Data excerpts

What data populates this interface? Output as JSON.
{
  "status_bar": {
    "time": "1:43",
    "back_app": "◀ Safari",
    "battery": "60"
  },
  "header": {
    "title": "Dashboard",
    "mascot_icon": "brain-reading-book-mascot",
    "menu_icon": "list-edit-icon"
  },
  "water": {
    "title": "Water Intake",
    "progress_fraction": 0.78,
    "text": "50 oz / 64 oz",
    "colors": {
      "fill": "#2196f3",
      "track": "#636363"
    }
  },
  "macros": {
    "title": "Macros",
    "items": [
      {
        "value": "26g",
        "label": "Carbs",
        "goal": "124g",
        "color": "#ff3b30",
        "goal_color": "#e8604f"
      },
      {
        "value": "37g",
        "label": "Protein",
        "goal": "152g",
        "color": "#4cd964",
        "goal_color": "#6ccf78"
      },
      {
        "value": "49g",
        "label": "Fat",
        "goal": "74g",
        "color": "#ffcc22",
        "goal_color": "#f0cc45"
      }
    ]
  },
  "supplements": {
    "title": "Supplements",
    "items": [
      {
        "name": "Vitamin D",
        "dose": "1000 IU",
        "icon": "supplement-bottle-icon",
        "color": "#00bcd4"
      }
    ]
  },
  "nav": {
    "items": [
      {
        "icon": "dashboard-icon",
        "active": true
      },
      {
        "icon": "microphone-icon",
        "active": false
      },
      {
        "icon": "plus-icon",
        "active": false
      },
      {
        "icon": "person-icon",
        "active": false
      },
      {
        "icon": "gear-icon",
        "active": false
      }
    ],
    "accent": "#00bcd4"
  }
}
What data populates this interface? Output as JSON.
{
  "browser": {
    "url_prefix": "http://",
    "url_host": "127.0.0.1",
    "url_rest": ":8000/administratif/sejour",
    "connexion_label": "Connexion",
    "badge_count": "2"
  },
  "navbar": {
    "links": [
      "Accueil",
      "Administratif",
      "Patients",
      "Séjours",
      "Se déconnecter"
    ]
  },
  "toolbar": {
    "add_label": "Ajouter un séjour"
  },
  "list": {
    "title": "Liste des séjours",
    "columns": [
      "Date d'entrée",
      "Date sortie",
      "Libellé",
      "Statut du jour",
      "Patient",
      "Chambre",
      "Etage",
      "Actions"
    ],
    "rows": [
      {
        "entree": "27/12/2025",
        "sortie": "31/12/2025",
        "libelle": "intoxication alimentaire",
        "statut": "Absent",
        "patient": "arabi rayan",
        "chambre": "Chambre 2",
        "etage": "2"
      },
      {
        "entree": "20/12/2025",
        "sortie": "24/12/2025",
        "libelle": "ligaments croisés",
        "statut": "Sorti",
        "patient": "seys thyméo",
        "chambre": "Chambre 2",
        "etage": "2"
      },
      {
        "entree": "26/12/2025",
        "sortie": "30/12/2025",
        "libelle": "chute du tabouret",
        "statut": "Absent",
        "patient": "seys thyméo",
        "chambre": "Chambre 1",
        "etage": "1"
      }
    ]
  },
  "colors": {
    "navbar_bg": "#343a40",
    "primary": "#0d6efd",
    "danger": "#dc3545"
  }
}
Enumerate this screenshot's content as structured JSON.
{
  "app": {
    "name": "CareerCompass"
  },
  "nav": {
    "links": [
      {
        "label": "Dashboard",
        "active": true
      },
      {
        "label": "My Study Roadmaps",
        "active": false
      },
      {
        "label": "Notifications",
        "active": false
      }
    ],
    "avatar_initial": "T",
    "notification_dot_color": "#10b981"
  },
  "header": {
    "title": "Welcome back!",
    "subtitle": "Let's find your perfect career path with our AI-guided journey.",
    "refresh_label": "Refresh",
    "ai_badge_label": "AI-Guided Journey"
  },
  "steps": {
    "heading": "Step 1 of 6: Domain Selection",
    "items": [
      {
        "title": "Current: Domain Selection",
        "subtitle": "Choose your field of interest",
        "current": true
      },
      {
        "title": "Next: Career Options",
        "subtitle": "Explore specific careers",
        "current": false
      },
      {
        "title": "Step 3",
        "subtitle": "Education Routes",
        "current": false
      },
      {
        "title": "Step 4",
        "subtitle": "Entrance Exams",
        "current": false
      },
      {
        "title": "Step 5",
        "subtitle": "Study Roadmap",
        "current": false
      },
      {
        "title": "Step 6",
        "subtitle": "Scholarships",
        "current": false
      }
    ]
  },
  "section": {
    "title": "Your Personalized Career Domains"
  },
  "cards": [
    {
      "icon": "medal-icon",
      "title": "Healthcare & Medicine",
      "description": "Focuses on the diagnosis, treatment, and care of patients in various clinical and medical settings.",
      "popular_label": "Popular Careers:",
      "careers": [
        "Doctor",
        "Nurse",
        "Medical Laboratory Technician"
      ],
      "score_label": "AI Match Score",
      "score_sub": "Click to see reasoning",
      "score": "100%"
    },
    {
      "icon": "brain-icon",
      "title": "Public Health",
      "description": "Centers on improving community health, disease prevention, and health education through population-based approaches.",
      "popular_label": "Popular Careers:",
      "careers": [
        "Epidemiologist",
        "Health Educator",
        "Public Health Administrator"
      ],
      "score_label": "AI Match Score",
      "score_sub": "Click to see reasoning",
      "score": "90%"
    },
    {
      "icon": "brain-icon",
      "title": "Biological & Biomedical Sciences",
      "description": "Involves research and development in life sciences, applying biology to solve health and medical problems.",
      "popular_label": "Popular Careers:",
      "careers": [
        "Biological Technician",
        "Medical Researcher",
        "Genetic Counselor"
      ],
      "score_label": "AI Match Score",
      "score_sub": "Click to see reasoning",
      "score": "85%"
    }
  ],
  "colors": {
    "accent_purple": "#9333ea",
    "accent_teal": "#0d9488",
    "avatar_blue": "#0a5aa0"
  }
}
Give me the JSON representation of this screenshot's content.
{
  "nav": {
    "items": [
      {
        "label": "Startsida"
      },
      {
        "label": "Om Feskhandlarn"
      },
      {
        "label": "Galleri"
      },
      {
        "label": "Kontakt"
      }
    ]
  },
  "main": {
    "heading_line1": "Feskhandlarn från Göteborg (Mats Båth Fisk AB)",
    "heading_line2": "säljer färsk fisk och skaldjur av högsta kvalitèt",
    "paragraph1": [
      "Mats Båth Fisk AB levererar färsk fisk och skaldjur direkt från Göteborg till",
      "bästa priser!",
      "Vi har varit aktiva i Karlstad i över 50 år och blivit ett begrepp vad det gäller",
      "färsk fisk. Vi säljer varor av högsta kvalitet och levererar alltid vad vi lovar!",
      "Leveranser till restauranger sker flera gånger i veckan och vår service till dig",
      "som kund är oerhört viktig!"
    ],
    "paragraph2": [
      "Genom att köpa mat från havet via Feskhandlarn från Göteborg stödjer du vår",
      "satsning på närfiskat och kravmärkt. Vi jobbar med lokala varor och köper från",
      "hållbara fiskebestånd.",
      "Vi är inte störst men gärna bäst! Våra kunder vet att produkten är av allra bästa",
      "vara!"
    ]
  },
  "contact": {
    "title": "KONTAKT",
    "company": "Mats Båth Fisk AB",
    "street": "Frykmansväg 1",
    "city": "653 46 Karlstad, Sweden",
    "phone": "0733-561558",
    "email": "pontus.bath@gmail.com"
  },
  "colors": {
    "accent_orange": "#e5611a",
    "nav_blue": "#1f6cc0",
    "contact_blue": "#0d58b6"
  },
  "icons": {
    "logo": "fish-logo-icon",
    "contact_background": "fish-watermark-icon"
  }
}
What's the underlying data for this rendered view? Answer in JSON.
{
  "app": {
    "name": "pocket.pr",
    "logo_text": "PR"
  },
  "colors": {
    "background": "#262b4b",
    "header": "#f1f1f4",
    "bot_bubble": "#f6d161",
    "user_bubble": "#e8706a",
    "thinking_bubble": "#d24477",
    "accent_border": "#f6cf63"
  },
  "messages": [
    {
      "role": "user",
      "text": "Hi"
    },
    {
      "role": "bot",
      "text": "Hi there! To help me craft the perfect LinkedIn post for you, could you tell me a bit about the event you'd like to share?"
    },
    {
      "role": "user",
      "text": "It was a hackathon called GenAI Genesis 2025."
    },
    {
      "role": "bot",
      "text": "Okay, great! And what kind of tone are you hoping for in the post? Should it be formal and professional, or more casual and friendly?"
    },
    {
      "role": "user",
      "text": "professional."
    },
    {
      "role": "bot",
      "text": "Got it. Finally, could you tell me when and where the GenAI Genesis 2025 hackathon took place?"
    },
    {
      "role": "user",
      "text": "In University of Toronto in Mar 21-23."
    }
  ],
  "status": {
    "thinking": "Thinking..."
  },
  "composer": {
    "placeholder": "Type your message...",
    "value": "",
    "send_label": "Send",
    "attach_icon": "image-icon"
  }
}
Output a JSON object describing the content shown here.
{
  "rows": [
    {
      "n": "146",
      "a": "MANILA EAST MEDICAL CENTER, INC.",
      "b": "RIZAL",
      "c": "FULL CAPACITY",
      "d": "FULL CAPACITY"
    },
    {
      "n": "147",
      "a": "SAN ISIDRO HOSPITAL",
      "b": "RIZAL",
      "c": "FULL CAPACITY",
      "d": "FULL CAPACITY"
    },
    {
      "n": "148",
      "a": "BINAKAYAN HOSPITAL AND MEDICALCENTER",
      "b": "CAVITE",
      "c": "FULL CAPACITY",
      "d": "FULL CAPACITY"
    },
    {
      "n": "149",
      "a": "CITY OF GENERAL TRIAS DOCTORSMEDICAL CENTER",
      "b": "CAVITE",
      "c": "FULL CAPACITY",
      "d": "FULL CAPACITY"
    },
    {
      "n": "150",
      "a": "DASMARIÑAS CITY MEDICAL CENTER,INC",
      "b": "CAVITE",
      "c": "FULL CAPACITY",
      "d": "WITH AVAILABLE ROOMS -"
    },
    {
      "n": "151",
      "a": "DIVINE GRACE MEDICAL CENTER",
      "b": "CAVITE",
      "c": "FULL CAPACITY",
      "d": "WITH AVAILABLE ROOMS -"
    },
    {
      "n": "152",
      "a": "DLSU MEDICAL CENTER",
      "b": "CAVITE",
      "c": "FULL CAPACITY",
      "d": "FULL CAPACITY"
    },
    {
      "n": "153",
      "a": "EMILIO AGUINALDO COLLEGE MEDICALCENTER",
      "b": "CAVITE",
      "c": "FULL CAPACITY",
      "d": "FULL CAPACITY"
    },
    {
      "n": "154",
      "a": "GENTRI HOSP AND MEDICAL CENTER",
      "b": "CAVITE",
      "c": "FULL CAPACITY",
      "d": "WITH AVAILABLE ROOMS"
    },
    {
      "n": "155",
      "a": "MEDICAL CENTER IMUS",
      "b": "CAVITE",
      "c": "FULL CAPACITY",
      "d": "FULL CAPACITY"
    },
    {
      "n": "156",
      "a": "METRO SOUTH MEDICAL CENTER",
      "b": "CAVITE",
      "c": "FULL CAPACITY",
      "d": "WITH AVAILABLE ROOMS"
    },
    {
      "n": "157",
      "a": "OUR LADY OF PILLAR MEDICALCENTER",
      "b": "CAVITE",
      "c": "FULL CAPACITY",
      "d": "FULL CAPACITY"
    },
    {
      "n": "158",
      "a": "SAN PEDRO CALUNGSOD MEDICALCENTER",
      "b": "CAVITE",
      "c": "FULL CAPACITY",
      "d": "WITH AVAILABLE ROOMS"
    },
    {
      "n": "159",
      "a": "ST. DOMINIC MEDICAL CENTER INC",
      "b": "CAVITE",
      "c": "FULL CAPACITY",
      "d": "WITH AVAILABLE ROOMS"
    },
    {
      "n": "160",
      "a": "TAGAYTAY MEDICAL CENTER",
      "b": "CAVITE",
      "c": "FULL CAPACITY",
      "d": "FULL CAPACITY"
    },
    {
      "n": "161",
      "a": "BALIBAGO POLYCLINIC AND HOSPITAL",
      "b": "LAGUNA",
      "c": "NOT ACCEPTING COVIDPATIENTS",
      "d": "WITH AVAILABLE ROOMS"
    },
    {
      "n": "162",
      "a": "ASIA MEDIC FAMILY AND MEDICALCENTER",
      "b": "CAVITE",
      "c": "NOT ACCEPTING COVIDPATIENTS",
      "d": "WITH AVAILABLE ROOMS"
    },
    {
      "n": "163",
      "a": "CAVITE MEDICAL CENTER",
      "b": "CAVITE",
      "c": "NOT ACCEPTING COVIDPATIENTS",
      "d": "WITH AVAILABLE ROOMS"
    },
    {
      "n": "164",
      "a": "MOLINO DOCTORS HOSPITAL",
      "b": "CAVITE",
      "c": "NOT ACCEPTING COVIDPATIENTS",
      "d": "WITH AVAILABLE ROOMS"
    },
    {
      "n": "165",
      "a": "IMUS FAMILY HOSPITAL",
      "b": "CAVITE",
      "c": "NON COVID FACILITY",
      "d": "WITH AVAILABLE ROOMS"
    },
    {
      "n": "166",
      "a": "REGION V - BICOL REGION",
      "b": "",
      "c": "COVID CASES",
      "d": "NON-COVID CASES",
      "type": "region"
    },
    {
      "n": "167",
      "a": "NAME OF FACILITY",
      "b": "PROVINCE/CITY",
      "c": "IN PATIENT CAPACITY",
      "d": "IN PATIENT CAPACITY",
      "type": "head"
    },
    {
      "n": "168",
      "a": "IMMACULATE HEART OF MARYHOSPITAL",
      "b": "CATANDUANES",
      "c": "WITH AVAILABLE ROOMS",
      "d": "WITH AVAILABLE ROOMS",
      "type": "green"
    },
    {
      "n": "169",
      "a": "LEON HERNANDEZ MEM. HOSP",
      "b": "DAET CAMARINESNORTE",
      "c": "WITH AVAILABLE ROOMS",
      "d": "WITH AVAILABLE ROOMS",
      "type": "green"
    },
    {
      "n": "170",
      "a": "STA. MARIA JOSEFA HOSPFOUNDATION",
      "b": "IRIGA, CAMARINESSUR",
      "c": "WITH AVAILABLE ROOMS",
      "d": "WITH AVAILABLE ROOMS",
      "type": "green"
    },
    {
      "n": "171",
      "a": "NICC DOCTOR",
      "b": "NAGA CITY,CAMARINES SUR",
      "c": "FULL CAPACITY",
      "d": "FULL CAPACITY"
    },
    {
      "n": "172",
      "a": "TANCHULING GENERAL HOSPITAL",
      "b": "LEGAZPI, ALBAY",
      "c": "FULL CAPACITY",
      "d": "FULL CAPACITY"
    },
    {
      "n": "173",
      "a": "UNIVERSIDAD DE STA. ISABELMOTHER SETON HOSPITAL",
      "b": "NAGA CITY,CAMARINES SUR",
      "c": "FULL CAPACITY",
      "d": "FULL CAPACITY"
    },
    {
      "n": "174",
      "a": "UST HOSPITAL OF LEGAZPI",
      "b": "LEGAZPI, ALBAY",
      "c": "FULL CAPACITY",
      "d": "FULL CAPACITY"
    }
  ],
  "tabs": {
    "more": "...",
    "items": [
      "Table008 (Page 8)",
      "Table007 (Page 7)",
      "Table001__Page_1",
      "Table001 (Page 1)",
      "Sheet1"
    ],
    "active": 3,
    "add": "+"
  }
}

What the task requires
State the number of lines above that hold the string "MEDICALCENTER", with nothing added.

Response to this task
5